◆ **Required task**
In the listing below, pick out lines with "ZDECYDOWANIE".

=======

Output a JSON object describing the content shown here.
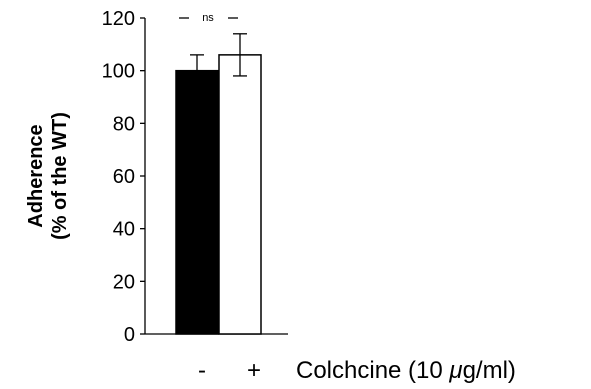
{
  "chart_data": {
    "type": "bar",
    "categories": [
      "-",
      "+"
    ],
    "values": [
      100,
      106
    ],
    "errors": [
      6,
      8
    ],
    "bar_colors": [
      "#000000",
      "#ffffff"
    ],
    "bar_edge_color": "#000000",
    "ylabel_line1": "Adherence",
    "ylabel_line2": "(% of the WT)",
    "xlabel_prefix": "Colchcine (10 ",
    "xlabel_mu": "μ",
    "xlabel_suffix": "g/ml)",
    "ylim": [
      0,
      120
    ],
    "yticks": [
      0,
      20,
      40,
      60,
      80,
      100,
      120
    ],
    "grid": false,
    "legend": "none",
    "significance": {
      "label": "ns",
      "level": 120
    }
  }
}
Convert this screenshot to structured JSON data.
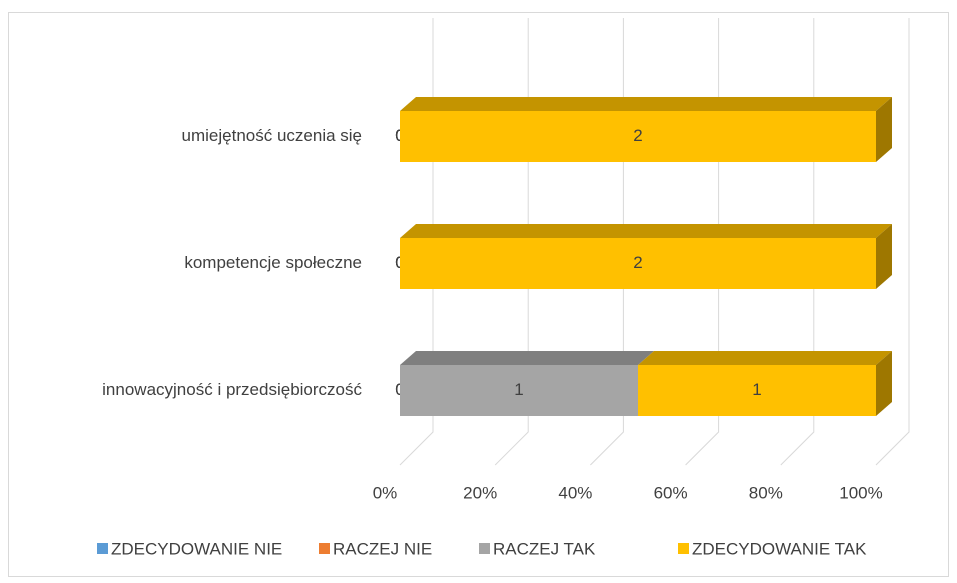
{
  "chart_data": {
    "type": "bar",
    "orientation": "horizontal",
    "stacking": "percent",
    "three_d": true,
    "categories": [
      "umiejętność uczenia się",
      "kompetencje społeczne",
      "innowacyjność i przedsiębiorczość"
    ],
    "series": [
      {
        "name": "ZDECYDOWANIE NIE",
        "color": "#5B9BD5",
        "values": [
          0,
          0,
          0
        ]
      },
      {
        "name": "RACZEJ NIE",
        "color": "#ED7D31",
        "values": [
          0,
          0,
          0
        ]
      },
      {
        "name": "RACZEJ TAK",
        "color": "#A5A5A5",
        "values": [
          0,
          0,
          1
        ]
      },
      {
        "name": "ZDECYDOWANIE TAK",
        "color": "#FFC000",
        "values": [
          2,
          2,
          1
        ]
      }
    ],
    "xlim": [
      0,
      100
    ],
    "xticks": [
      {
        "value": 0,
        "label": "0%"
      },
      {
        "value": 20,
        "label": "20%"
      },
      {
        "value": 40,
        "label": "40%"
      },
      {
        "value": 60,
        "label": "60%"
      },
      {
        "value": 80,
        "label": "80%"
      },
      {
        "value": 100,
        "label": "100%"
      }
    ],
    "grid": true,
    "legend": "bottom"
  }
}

=======

◆ **The solution**
        "name": "ZDECYDOWANIE NIE",
        "name": "ZDECYDOWANIE TAK",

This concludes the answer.